# Source material start

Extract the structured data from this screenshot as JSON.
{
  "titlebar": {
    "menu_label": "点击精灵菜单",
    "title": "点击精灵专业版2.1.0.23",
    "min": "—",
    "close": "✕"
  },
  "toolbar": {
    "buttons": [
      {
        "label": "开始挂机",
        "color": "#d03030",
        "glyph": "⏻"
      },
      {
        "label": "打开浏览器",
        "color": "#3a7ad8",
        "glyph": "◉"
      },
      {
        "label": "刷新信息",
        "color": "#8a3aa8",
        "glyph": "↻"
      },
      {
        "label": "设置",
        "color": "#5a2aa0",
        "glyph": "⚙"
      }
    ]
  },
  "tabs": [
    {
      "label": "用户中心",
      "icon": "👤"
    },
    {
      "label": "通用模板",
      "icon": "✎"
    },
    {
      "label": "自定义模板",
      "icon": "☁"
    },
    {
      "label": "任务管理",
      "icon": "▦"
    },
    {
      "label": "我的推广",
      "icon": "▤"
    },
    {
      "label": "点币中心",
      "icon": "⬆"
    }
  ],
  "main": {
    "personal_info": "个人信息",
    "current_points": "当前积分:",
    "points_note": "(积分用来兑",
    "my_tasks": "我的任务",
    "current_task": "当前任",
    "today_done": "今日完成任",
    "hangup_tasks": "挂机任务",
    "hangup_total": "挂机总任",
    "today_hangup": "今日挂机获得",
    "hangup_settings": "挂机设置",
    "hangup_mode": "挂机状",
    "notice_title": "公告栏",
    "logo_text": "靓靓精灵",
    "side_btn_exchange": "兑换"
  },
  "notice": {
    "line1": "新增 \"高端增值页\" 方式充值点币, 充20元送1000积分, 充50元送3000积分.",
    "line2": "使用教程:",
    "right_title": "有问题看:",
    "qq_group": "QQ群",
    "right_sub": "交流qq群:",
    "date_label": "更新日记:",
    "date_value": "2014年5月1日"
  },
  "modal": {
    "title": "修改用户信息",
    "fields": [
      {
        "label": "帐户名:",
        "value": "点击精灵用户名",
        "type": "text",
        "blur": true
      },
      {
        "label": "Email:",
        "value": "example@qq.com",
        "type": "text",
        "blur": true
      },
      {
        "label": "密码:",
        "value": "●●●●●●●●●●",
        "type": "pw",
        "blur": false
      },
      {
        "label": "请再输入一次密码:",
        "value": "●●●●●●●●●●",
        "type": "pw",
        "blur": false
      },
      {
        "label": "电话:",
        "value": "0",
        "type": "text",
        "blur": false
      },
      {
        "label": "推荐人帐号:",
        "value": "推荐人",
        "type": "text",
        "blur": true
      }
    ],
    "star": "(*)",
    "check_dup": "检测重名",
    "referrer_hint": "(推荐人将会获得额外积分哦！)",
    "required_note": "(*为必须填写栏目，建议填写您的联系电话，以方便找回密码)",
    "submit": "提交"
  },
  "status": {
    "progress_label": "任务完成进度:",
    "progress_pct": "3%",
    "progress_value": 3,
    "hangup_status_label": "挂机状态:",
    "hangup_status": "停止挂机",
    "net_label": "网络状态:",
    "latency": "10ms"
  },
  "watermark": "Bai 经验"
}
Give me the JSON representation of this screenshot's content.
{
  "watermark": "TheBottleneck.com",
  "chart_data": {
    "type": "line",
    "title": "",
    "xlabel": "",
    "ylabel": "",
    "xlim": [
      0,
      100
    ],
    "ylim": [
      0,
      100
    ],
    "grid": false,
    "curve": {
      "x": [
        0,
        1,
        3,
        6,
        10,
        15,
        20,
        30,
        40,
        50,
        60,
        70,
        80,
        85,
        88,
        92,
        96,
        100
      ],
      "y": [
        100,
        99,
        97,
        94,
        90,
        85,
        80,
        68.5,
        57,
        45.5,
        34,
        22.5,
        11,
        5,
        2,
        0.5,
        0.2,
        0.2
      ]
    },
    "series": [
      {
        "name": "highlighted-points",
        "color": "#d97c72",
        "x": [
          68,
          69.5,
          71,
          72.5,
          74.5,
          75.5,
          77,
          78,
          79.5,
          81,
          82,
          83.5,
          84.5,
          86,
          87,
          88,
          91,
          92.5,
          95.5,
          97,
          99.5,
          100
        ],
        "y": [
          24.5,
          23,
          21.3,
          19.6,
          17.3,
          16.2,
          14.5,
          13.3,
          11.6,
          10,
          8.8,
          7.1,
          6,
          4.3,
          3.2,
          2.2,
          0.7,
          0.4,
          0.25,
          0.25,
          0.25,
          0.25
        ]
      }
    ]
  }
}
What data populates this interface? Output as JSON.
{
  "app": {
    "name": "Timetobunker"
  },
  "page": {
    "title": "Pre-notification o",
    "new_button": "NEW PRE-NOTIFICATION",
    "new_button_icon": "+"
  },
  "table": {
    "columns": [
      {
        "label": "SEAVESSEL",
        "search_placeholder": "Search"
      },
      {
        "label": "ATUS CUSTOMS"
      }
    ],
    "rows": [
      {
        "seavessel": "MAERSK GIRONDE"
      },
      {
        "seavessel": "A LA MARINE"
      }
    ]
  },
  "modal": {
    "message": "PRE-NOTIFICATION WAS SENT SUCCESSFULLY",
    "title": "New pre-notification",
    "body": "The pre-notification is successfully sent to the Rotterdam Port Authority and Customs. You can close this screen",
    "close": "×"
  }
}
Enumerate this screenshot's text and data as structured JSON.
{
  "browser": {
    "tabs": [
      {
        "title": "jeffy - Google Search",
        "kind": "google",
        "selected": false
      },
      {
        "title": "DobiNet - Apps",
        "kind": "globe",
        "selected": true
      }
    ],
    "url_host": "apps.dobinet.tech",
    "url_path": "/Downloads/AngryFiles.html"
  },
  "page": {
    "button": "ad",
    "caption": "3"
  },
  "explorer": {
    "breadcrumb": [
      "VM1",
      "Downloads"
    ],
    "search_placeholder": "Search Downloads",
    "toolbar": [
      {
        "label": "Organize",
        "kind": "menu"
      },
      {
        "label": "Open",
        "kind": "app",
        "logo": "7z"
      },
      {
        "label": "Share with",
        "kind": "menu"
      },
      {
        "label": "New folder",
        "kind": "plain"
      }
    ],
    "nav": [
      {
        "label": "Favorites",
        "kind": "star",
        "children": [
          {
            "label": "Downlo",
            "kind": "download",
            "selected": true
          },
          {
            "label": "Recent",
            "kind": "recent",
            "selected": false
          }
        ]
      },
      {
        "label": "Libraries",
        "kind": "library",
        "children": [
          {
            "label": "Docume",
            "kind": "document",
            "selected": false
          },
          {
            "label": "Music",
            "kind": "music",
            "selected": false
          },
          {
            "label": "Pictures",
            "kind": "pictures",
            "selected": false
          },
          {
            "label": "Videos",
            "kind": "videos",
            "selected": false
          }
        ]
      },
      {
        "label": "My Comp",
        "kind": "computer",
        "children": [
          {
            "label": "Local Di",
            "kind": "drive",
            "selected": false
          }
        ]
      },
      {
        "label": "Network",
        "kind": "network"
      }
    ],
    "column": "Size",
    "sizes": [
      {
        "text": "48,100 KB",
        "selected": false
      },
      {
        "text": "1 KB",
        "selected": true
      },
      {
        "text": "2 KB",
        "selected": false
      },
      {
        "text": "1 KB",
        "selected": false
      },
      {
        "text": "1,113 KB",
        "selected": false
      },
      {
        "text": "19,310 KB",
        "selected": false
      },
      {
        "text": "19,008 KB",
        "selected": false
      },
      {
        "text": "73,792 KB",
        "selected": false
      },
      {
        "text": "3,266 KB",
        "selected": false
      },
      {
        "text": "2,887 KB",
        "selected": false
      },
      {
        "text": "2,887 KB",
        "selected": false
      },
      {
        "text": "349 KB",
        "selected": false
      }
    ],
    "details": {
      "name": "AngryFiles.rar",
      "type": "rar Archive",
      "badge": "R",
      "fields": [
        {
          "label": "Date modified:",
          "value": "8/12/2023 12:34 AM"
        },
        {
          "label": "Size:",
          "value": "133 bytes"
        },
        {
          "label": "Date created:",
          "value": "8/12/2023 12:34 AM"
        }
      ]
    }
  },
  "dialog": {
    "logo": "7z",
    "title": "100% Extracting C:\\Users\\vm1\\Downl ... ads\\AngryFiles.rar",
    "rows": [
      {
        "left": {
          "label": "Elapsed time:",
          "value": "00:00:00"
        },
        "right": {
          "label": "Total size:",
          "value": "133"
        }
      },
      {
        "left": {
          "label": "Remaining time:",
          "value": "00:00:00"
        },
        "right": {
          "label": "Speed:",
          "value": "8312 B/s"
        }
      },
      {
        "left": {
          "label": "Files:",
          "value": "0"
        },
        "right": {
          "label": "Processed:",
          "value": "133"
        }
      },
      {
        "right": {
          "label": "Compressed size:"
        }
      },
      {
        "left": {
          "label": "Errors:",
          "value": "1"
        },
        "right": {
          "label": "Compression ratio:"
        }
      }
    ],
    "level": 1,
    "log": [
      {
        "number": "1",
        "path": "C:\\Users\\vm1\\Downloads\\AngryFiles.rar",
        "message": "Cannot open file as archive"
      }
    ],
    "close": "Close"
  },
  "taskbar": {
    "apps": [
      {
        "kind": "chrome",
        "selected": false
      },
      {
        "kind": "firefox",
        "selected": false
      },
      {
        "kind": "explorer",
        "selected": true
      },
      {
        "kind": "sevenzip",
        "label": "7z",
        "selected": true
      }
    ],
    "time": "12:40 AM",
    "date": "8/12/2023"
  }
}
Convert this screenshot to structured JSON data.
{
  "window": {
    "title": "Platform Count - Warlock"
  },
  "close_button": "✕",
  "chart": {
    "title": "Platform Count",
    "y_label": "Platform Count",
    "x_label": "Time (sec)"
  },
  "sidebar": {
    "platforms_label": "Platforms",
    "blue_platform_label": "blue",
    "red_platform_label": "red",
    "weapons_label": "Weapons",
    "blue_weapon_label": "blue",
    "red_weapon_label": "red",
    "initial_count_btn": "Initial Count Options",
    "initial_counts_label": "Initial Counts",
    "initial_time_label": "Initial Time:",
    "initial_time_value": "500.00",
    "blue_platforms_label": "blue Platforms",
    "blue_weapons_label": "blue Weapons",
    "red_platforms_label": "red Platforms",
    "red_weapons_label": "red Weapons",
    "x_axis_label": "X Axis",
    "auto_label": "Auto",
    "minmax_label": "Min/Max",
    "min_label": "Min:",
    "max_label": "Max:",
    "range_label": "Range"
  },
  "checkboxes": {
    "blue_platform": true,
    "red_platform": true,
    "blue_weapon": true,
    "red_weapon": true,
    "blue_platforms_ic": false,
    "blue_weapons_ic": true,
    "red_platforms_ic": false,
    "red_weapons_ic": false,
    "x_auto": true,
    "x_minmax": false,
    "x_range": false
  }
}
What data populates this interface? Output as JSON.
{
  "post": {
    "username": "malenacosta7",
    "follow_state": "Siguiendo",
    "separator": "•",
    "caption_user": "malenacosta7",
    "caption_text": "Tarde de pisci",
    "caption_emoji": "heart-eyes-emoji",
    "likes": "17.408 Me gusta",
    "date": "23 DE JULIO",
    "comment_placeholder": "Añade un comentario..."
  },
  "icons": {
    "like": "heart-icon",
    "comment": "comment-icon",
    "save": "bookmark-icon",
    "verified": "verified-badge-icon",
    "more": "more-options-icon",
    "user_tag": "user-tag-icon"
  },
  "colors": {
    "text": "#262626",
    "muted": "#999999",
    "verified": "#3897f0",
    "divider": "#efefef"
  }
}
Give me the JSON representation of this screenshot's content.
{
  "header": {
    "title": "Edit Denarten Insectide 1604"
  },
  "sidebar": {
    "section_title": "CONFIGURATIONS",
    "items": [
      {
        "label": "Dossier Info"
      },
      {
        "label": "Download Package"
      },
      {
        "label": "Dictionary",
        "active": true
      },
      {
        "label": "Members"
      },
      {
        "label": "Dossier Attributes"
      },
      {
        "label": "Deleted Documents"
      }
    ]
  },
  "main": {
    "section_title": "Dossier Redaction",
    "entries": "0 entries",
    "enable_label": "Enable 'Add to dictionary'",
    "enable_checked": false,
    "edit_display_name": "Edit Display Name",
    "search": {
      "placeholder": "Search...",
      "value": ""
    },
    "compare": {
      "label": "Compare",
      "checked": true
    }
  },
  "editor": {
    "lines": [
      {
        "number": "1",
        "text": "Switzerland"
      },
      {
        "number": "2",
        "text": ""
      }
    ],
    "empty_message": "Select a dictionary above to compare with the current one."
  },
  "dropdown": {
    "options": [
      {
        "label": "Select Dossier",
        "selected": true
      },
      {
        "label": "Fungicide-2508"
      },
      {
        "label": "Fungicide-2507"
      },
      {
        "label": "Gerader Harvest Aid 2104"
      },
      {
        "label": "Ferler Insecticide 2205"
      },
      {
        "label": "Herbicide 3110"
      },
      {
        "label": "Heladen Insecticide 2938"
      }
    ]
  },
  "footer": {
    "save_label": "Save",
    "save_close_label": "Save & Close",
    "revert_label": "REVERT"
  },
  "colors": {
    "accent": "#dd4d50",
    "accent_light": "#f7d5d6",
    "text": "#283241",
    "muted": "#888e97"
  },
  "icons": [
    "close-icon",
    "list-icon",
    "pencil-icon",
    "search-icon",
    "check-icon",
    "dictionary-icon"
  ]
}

# Source material end

In the lines above, locate the string "badge". Copy every line where it occurs.

      "badge": "R",
    "verified": "verified-badge-icon",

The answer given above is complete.